- [Task details]:
Restate the material word for word and leave out anything that is a picture.

- [Records for this task]:
+++++
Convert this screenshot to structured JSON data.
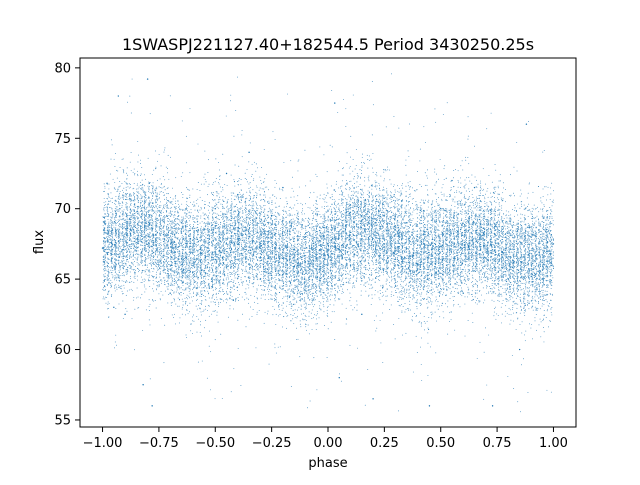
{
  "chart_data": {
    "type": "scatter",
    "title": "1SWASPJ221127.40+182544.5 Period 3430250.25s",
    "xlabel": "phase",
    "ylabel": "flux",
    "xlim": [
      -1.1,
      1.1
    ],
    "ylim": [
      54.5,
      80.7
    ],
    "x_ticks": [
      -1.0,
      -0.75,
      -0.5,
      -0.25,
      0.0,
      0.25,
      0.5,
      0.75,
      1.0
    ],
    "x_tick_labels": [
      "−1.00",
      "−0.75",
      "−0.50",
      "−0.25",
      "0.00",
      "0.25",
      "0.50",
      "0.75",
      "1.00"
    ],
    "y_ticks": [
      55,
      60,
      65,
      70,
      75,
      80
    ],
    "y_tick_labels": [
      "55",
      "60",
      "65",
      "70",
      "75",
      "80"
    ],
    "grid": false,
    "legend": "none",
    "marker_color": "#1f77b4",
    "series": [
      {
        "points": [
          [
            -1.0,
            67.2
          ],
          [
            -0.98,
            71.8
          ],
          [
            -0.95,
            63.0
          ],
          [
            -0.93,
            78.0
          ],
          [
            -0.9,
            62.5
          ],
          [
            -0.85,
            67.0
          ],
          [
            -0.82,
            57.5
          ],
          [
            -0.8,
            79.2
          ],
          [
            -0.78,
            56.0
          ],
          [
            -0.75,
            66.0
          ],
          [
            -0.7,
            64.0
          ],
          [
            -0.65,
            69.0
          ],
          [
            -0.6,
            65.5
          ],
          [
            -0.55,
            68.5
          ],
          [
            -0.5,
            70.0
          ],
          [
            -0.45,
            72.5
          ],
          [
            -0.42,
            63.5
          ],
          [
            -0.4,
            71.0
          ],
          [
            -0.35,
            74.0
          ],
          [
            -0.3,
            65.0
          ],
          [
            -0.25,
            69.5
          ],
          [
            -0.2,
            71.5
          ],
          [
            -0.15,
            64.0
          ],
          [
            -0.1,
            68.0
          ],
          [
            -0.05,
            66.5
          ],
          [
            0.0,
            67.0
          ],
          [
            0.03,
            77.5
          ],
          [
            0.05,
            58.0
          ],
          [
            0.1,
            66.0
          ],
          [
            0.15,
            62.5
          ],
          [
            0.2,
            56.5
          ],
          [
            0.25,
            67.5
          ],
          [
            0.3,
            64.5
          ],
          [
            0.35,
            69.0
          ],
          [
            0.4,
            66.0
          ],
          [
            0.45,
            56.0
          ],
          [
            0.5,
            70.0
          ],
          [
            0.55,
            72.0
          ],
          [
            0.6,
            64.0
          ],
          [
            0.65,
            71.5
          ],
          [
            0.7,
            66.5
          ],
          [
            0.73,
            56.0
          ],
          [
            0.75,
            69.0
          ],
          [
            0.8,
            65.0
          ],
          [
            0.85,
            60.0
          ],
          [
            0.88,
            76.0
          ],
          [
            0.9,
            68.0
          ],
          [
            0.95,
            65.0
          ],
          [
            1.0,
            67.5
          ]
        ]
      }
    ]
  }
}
+++++
- [Solution for this problem]:
Convert this screenshot to structured JSON data.
{
  "chart_data": {
    "type": "scatter",
    "title": "1SWASPJ221127.40+182544.5 Period 3430250.25s",
    "xlabel": "phase",
    "ylabel": "flux",
    "xlim": [
      -1.1,
      1.1
    ],
    "ylim": [
      54.5,
      80.7
    ],
    "x_ticks": [
      -1.0,
      -0.75,
      -0.5,
      -0.25,
      0.0,
      0.25,
      0.5,
      0.75,
      1.0
    ],
    "x_tick_labels": [
      "−1.00",
      "−0.75",
      "−0.50",
      "−0.25",
      "0.00",
      "0.25",
      "0.50",
      "0.75",
      "1.00"
    ],
    "y_ticks": [
      55,
      60,
      65,
      70,
      75,
      80
    ],
    "y_tick_labels": [
      "55",
      "60",
      "65",
      "70",
      "75",
      "80"
    ],
    "grid": false,
    "legend": "none",
    "marker_color": "#1f77b4",
    "series": [
      {
        "points": [
          [
            -1.0,
            67.2
          ],
          [
            -0.98,
            71.8
          ],
          [
            -0.95,
            63.0
          ],
          [
            -0.93,
            78.0
          ],
          [
            -0.9,
            62.5
          ],
          [
            -0.85,
            67.0
          ],
          [
            -0.82,
            57.5
          ],
          [
            -0.8,
            79.2
          ],
          [
            -0.78,
            56.0
          ],
          [
            -0.75,
            66.0
          ],
          [
            -0.7,
            64.0
          ],
          [
            -0.65,
            69.0
          ],
          [
            -0.6,
            65.5
          ],
          [
            -0.55,
            68.5
          ],
          [
            -0.5,
            70.0
          ],
          [
            -0.45,
            72.5
          ],
          [
            -0.42,
            63.5
          ],
          [
            -0.4,
            71.0
          ],
          [
            -0.35,
            74.0
          ],
          [
            -0.3,
            65.0
          ],
          [
            -0.25,
            69.5
          ],
          [
            -0.2,
            71.5
          ],
          [
            -0.15,
            64.0
          ],
          [
            -0.1,
            68.0
          ],
          [
            -0.05,
            66.5
          ],
          [
            0.0,
            67.0
          ],
          [
            0.03,
            77.5
          ],
          [
            0.05,
            58.0
          ],
          [
            0.1,
            66.0
          ],
          [
            0.15,
            62.5
          ],
          [
            0.2,
            56.5
          ],
          [
            0.25,
            67.5
          ],
          [
            0.3,
            64.5
          ],
          [
            0.35,
            69.0
          ],
          [
            0.4,
            66.0
          ],
          [
            0.45,
            56.0
          ],
          [
            0.5,
            70.0
          ],
          [
            0.55,
            72.0
          ],
          [
            0.6,
            64.0
          ],
          [
            0.65,
            71.5
          ],
          [
            0.7,
            66.5
          ],
          [
            0.73,
            56.0
          ],
          [
            0.75,
            69.0
          ],
          [
            0.8,
            65.0
          ],
          [
            0.85,
            60.0
          ],
          [
            0.88,
            76.0
          ],
          [
            0.9,
            68.0
          ],
          [
            0.95,
            65.0
          ],
          [
            1.0,
            67.5
          ]
        ]
      }
    ]
  }
}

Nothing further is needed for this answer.